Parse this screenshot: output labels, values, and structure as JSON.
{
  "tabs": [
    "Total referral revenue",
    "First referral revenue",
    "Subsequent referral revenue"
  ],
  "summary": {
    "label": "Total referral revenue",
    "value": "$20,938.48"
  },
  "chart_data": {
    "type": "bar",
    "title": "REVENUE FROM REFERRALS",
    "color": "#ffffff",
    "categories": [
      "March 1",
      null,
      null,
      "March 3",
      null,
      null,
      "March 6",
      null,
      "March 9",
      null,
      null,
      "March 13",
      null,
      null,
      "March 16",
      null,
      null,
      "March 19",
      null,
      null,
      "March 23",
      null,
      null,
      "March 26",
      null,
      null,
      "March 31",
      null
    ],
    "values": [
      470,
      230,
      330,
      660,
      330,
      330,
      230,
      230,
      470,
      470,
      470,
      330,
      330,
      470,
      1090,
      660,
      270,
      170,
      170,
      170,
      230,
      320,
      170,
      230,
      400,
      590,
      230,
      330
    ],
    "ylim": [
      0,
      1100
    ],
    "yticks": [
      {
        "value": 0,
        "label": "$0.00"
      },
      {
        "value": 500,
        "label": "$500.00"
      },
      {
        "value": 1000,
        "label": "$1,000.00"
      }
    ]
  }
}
·····
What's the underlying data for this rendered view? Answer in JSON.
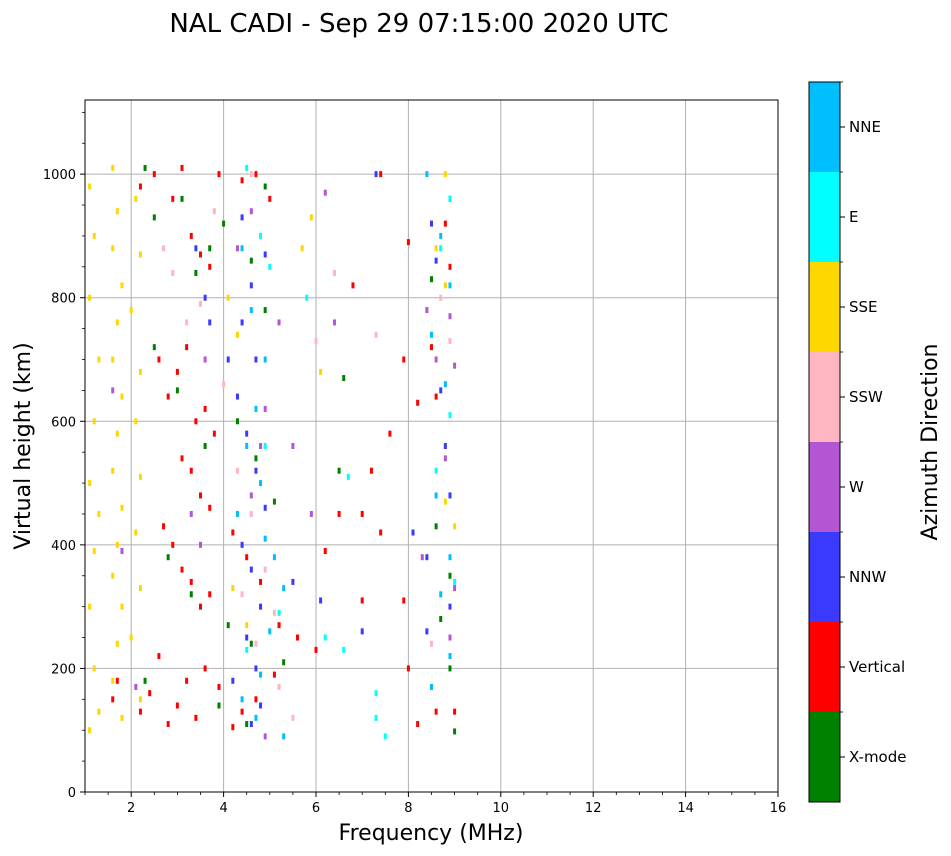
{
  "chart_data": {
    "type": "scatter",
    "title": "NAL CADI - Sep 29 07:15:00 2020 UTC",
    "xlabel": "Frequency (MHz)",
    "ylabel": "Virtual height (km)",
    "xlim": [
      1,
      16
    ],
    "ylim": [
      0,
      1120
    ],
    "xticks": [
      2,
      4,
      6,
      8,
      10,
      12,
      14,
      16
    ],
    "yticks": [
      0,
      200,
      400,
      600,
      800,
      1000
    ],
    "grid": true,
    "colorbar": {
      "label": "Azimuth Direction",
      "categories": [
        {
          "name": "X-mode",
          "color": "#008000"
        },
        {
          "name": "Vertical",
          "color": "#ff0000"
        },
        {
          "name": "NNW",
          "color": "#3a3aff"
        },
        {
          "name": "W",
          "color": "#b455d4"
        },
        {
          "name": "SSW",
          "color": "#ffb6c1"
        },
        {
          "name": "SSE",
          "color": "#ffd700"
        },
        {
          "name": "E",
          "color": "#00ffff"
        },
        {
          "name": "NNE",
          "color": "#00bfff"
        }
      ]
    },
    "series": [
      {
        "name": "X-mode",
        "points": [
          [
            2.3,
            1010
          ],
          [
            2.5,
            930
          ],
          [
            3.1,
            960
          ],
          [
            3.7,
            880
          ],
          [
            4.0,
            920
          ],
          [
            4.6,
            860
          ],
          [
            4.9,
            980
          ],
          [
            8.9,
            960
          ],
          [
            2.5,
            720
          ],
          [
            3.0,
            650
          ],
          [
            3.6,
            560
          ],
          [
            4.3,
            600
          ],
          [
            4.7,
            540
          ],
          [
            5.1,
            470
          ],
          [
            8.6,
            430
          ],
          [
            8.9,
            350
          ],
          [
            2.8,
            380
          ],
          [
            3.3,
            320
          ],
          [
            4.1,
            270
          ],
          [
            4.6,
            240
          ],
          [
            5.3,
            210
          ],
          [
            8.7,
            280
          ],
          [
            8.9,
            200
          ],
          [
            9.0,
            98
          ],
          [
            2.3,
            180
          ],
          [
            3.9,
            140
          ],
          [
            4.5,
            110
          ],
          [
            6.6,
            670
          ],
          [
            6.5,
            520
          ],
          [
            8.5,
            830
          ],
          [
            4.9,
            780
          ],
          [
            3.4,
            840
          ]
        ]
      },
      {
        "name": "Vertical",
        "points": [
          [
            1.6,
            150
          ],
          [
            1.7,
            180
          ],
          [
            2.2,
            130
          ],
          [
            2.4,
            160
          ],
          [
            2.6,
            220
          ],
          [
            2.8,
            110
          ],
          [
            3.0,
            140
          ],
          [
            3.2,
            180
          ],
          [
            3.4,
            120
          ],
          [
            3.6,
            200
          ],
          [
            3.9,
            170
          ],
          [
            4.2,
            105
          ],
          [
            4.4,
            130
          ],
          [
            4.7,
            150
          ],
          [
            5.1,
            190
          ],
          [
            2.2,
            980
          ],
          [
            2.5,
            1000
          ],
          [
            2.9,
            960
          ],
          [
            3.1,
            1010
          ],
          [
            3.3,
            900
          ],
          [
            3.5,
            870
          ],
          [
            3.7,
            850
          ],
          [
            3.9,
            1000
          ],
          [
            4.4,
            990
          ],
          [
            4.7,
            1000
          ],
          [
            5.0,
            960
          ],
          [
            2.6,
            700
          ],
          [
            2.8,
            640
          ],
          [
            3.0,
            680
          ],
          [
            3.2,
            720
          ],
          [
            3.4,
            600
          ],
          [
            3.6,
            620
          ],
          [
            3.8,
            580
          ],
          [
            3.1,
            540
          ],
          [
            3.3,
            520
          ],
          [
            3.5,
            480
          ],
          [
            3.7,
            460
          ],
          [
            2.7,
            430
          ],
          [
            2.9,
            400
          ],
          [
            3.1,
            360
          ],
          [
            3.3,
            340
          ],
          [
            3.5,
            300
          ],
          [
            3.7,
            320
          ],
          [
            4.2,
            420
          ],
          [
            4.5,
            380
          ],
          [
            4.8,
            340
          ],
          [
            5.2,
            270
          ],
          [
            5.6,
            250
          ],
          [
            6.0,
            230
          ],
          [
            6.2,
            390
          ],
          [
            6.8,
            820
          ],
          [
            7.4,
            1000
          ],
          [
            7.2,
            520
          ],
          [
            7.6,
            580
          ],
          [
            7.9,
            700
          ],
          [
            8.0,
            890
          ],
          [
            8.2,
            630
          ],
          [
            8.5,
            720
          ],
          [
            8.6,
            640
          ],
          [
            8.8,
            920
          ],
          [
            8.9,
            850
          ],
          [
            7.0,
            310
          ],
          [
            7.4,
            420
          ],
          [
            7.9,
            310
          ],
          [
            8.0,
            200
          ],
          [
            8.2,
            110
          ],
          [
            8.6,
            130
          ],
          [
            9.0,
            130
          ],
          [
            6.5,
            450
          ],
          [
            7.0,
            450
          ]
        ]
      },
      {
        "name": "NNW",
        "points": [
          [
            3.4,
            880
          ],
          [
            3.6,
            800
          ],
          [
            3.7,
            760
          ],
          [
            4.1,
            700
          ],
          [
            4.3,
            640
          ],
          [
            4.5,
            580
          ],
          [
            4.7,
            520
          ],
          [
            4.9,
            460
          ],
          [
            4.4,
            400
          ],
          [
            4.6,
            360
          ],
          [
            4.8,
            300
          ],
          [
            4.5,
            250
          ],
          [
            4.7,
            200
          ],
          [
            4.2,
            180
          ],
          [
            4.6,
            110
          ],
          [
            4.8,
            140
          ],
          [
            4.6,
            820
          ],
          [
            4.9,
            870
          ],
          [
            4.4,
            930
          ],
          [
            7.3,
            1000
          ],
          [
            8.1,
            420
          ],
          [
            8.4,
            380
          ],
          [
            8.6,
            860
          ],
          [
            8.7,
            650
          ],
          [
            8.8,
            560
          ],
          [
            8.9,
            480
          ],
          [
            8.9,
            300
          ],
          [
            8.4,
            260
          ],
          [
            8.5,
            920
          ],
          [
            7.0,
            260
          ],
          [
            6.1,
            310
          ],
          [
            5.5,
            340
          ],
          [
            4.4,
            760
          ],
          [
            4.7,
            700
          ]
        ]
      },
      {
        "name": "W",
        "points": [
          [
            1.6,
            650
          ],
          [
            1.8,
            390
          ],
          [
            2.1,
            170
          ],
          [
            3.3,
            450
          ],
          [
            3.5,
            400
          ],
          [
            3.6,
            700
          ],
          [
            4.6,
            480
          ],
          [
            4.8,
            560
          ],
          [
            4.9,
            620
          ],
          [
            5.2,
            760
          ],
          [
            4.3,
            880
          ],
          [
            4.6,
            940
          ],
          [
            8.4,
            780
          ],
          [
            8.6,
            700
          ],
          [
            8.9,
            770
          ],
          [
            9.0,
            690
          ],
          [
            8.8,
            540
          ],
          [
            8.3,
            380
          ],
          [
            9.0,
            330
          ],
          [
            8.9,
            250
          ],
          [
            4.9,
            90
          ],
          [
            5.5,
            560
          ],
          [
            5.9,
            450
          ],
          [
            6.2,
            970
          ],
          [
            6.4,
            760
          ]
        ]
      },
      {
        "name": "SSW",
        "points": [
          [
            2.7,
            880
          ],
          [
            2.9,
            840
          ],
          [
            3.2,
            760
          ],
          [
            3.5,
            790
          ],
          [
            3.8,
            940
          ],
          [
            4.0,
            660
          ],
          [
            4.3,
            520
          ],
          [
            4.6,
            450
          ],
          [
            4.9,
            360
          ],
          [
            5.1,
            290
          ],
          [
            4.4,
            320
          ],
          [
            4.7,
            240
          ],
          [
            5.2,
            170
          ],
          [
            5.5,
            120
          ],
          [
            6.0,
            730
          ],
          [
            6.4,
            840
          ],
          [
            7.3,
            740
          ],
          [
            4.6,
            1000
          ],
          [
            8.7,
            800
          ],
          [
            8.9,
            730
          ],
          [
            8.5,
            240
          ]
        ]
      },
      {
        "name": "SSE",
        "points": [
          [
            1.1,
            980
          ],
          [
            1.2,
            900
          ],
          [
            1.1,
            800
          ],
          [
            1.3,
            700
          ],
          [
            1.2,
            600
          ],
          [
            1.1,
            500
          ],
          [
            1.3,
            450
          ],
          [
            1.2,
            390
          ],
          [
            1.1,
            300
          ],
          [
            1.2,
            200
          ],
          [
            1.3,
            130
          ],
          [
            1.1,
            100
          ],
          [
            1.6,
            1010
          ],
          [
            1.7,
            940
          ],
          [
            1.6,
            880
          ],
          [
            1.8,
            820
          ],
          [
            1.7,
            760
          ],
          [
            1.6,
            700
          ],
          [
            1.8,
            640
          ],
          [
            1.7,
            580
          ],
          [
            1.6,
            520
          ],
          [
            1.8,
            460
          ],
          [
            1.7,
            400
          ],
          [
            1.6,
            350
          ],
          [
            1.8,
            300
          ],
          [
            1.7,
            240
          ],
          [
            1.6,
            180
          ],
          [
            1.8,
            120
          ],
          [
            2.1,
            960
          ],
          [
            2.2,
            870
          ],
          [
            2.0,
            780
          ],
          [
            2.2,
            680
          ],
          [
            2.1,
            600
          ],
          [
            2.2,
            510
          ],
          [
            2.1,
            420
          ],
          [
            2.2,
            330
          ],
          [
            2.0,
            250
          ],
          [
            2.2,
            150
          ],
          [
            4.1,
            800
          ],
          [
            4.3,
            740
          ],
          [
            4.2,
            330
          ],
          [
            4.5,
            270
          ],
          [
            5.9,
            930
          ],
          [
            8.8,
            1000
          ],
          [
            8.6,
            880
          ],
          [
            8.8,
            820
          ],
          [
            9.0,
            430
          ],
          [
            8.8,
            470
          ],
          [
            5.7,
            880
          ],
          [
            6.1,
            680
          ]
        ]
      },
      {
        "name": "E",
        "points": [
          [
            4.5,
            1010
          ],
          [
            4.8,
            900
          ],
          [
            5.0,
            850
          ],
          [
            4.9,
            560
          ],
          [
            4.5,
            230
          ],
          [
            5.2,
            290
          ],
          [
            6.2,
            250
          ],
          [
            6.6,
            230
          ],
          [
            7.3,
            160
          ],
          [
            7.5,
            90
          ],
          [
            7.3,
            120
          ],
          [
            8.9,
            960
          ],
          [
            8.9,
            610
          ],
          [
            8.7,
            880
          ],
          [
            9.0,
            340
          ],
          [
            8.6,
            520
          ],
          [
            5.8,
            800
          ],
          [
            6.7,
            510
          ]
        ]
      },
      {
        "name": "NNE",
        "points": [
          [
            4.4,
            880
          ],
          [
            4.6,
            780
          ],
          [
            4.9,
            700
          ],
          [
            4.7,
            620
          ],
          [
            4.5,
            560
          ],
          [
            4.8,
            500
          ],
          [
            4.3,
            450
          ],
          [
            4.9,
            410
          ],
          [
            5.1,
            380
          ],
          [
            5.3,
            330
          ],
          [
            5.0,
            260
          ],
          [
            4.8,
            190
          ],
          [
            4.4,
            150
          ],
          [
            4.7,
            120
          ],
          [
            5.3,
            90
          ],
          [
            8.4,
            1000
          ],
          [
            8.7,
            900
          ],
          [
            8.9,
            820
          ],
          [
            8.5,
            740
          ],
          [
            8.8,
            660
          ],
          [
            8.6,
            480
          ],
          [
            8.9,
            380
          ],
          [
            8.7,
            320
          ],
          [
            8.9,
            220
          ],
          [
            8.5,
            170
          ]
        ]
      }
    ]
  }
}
·····
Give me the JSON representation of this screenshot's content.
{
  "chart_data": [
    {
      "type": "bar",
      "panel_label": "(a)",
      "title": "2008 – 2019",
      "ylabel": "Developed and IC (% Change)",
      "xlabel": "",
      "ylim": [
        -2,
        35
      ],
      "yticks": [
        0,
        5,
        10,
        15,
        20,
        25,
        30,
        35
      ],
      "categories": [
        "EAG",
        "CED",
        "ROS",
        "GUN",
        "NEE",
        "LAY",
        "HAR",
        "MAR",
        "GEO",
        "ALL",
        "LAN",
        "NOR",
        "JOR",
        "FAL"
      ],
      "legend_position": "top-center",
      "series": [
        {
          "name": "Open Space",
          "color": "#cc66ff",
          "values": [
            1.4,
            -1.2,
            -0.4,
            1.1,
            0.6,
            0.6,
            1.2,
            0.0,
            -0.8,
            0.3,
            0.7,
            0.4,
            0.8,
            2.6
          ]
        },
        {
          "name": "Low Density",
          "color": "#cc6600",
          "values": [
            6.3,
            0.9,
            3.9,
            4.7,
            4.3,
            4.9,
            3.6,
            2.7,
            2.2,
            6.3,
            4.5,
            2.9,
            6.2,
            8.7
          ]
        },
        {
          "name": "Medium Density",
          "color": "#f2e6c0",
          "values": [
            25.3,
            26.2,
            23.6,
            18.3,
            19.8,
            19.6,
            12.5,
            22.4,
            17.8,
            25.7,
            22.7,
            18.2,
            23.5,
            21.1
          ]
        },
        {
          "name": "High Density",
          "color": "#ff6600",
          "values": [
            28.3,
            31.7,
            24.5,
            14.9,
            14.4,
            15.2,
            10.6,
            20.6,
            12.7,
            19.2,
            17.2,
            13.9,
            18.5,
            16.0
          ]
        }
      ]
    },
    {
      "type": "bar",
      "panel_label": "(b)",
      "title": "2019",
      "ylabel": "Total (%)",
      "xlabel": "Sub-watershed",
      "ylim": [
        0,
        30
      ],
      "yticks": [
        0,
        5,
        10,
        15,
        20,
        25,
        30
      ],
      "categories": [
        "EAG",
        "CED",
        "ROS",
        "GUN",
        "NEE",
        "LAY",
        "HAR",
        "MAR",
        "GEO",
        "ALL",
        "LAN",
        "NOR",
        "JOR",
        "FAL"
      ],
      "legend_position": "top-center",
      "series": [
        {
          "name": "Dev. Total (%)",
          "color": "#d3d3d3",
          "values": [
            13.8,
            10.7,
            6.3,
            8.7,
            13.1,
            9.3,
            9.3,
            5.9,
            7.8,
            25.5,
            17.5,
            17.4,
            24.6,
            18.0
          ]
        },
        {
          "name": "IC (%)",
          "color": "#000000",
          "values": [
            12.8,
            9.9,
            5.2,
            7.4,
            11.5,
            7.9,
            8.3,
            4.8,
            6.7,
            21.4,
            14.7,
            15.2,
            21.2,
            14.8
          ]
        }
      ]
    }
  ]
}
·····
▶ REQUEST: From the records above, pull out every line containing the word "JSON".

▶ RESULT:
Parse this screenshot: output labels, values, and structure as JSON.
What's the underlying data for this rendered view? Answer in JSON.
Give me the JSON representation of this screenshot's content.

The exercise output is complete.